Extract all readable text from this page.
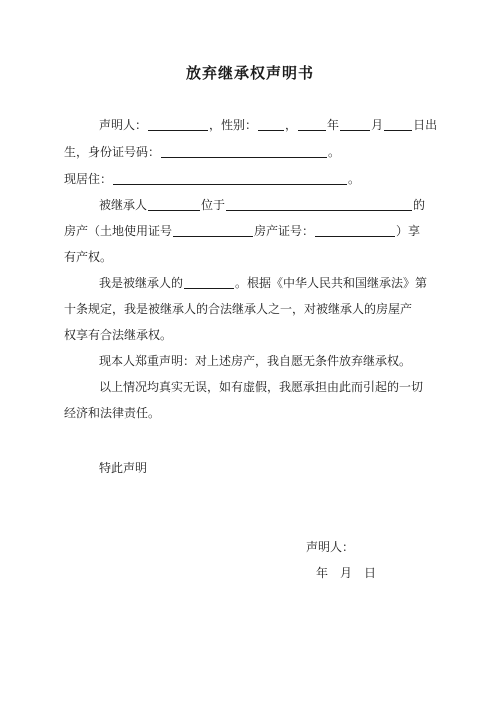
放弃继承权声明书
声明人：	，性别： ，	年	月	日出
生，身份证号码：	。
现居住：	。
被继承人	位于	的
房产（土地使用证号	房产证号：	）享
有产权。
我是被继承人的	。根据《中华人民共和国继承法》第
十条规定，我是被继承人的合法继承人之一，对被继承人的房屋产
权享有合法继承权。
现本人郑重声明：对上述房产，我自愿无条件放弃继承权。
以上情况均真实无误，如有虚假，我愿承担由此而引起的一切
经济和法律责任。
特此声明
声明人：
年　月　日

## What the task requires
What is needed is an exact reproduction of the data, pictures excluded.

## Exercise solution
Extract all readable text from this page.
放弃继承权声明书
声明人：	，性别： ，	年	月	日出
生，身份证号码：	。
现居住：	。
被继承人	位于	的
房产（土地使用证号	房产证号：	）享
有产权。
我是被继承人的	。根据《中华人民共和国继承法》第
十条规定，我是被继承人的合法继承人之一，对被继承人的房屋产
权享有合法继承权。
现本人郑重声明：对上述房产，我自愿无条件放弃继承权。
以上情况均真实无误，如有虚假，我愿承担由此而引起的一切
经济和法律责任。
特此声明
声明人：
年　月　日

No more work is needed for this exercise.